#### [Task list]
A: Edit the passage on Chinese speech recognition by rewriting the part between "The study by" and "performance in Chinese speech recognition.", inclusive, with "robustness" replaced by "stability".
B: Answer these questions using the passage on Chinese speech recognition:
(i) Which model did the study by Sainath et al. find suitable for speech recognition?
(ii) Which two complex features of Chinese speech recognition does the passage name?
(iii) What does Liu's paper highlight about the DCNN model in Chinese speech recognition?
C: Decide whether each statement agrees with the passage on Chinese speech recognition, and support each yes or no with a quotation from the passage:
(i) The study by Sainath et al. found that the DNN-LSTM-CNN model performs poorly.
(ii) DCNN is used to capture high-dimensional features.
(iii) The authors base their conclusion on a single paper.

#### [Text to read]

* BEGIN *

The study by Sainath et al. found that the DNN-LSTM-CNN model is suitable for speech recognition and performs well. However, since Chinese speech recognition has complex features such as voice intonation, synonyms, etc., we replace DNN with DCNN to capture these high-dimensional features. In Liu deep convolutional neural network speech recognition paper, it is also highlighted that the DCNN model has better robustness and accuracy in Chinese speech recognition. Therefore, based on the research of these two papers, we believe that the DCNN-LSTM-DNN model has a more prominent performance in Chinese speech recognition.

* END *

[Collected data]
* BEGIN *

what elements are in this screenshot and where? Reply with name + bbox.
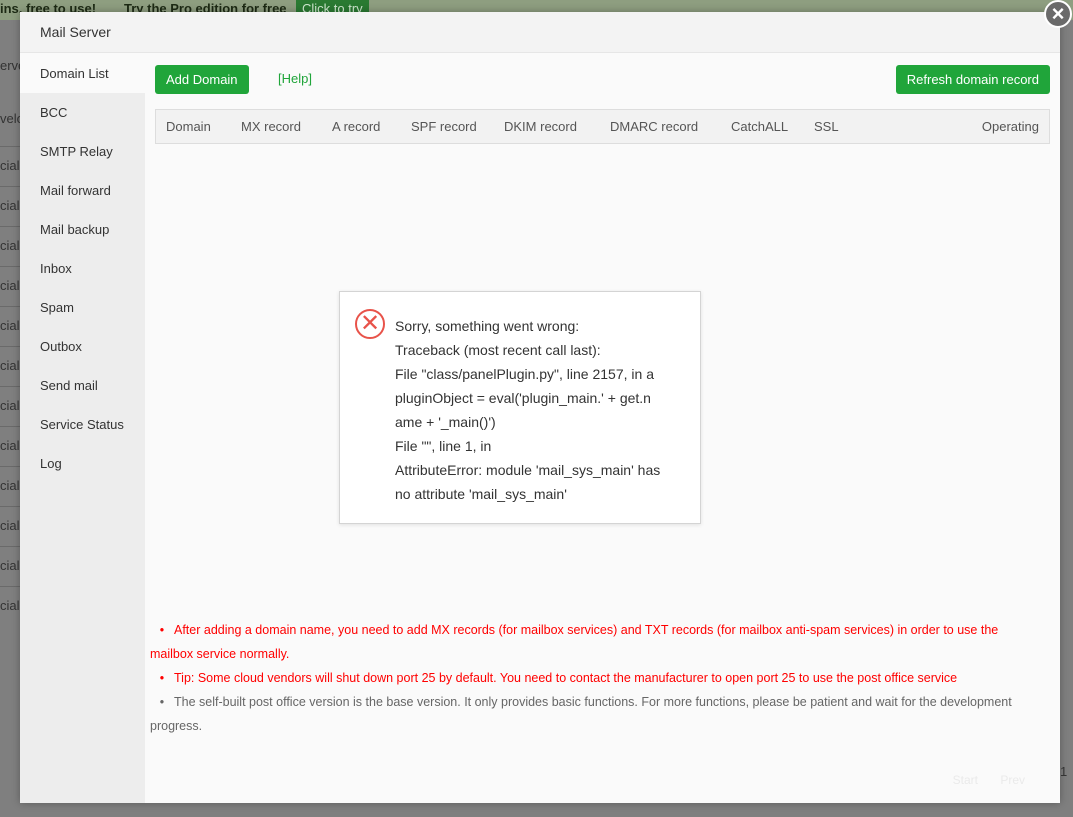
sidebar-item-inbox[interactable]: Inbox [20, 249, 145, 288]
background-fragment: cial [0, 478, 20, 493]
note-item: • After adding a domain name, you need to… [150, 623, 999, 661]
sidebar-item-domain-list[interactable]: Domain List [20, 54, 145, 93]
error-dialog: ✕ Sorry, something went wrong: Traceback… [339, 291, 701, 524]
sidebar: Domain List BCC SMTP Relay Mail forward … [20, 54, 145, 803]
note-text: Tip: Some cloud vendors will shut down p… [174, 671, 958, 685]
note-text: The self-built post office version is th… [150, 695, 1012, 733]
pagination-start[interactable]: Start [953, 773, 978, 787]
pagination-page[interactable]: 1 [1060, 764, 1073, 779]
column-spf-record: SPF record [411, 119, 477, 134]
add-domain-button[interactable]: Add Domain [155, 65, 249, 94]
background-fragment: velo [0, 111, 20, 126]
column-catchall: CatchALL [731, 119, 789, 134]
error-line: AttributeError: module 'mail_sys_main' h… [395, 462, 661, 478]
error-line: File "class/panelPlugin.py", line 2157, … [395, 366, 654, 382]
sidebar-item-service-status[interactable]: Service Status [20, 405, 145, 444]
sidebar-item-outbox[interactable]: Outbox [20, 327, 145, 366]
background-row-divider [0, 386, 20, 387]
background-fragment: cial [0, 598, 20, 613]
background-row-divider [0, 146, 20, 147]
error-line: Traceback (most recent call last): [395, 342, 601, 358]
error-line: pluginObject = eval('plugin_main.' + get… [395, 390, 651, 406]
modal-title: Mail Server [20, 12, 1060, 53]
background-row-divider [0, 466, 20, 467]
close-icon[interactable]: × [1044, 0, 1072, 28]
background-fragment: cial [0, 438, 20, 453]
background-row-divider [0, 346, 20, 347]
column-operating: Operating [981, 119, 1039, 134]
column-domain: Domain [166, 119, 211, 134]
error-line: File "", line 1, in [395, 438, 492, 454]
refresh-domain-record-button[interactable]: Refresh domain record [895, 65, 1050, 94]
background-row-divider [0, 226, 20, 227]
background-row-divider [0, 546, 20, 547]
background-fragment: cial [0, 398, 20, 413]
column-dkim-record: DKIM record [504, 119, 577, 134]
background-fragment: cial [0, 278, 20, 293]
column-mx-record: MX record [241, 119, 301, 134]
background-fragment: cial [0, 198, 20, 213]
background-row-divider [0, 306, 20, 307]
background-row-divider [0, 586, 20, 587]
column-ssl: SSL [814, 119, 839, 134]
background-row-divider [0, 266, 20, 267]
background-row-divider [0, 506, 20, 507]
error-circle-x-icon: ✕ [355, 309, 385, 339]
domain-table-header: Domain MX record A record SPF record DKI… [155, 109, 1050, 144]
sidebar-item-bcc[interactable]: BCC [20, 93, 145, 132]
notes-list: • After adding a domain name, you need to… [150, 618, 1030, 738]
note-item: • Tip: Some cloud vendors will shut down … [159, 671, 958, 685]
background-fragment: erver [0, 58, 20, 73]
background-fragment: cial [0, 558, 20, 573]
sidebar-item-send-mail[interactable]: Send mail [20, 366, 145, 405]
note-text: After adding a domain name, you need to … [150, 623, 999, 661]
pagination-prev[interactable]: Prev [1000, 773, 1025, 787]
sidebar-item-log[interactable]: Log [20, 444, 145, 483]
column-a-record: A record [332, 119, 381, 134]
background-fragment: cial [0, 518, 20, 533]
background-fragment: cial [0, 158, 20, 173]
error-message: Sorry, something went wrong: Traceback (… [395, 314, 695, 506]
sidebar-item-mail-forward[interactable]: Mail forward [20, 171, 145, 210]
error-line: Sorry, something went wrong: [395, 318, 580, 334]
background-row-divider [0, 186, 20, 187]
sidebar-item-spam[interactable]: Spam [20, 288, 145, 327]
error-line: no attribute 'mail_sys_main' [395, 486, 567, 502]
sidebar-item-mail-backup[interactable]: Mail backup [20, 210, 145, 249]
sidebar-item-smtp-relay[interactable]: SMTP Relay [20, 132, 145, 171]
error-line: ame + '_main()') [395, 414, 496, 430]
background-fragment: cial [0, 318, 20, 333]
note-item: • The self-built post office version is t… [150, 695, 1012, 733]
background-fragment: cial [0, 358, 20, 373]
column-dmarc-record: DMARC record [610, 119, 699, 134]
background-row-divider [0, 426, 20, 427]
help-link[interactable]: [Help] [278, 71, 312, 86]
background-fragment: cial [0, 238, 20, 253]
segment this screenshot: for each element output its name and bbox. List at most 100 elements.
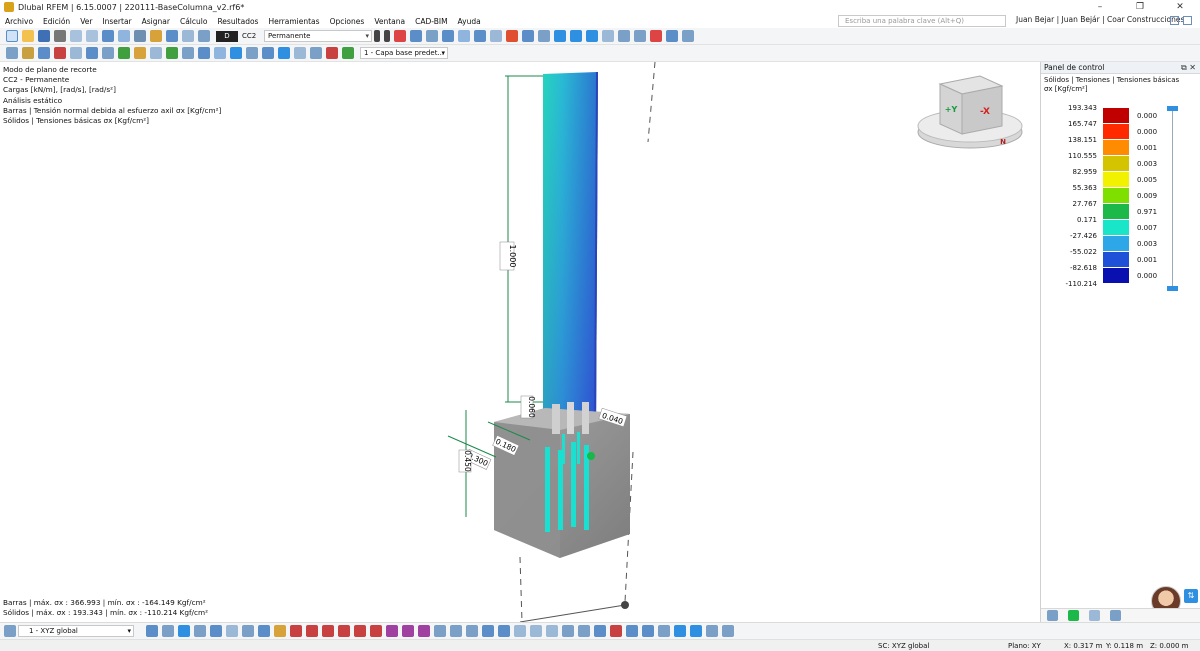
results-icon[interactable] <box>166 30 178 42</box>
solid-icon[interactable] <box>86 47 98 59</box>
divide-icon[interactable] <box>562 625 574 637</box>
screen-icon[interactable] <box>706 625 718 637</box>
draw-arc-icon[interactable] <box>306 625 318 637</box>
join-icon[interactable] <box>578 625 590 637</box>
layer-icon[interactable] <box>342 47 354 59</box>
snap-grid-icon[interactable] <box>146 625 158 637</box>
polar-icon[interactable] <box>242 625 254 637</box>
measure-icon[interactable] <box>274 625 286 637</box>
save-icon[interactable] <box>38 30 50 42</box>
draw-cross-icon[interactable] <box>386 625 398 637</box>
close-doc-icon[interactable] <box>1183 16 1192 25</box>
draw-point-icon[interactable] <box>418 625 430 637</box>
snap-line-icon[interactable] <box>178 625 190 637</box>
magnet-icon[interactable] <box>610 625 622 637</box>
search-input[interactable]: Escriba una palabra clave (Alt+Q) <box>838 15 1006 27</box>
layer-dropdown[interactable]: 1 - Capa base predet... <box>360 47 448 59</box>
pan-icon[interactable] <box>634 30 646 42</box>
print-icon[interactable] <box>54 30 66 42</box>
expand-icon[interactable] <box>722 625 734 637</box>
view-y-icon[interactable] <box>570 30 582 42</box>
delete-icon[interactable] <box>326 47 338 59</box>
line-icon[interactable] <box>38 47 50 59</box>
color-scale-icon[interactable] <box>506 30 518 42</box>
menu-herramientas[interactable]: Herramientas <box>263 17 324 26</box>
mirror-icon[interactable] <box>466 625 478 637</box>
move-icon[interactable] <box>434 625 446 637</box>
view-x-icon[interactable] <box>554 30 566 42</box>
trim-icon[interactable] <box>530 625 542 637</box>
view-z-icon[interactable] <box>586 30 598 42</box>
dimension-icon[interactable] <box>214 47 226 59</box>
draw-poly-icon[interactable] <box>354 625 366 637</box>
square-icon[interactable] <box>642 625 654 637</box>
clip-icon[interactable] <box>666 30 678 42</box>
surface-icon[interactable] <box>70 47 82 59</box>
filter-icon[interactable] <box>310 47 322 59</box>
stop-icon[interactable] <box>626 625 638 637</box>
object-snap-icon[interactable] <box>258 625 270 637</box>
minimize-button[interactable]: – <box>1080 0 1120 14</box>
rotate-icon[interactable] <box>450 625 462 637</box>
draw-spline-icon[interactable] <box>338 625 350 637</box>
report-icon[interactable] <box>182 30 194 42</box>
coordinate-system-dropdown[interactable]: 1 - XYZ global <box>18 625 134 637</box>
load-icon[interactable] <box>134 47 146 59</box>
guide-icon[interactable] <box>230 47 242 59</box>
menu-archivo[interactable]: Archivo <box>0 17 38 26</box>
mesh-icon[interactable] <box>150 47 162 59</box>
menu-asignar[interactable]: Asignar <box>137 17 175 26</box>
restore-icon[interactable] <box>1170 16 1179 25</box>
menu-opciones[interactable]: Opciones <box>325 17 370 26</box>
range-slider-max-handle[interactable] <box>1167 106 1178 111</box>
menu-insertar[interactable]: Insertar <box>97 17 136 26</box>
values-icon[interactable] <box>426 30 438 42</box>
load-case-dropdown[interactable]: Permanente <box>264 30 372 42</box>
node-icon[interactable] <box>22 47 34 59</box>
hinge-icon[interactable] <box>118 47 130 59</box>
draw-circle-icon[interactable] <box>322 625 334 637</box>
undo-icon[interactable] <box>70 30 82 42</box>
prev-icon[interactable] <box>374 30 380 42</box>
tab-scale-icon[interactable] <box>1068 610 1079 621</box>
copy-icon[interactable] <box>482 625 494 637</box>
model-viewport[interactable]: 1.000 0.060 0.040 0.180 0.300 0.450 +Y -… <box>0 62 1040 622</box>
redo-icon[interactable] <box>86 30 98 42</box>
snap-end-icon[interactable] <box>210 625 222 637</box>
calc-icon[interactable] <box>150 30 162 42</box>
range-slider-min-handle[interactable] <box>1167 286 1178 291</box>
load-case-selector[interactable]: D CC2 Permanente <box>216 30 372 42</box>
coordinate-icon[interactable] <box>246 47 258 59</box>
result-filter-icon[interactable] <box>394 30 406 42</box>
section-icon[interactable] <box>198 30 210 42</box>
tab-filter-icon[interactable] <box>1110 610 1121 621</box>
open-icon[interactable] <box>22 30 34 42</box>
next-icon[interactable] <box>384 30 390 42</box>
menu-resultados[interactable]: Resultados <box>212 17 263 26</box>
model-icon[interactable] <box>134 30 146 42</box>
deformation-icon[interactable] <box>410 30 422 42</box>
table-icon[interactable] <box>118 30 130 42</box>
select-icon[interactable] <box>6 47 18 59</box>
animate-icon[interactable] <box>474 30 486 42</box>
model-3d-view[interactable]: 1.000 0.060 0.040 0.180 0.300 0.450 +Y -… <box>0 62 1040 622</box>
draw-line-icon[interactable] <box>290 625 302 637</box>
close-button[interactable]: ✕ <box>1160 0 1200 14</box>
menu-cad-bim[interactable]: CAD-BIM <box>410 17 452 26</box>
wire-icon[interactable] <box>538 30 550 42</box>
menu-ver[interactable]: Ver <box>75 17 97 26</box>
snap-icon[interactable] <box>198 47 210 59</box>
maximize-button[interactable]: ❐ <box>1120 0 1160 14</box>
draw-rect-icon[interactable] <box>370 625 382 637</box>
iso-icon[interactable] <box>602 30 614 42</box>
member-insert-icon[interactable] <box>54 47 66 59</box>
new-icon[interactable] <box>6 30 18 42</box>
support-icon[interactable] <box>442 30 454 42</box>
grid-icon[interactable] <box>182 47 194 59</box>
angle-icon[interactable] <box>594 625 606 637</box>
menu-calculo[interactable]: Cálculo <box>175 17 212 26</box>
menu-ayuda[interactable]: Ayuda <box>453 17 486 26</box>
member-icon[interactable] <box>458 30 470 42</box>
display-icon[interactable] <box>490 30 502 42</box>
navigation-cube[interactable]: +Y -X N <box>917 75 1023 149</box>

* END *

#### [Answers to each task]
A:
The study by Sainath et al. found that the DNN-LSTM-CNN model is suitable for speech recognition and performs well. However, since Chinese speech recognition has complex features such as voice intonation, synonyms, etc., we replace DNN with DCNN to capture these high-dimensional features. In Liu deep convolutional neural network speech recognition paper, it is also highlighted that the DCNN model has better stability and accuracy in Chinese speech recognition. Therefore, based on the research of these two papers, we believe that the DCNN-LSTM-DNN model has a more prominent performance in Chinese speech recognition.

B:
(i) The DNN-LSTM-CNN model.
(ii) Voice intonation and synonyms.
(iii) It has better robustness and accuracy.

C:
(i) No: "is suitable for speech recognition and performs well"
(ii) Yes: "we replace DNN with DCNN to capture these high-dimensional features"
(iii) No: "based on the research of these two papers"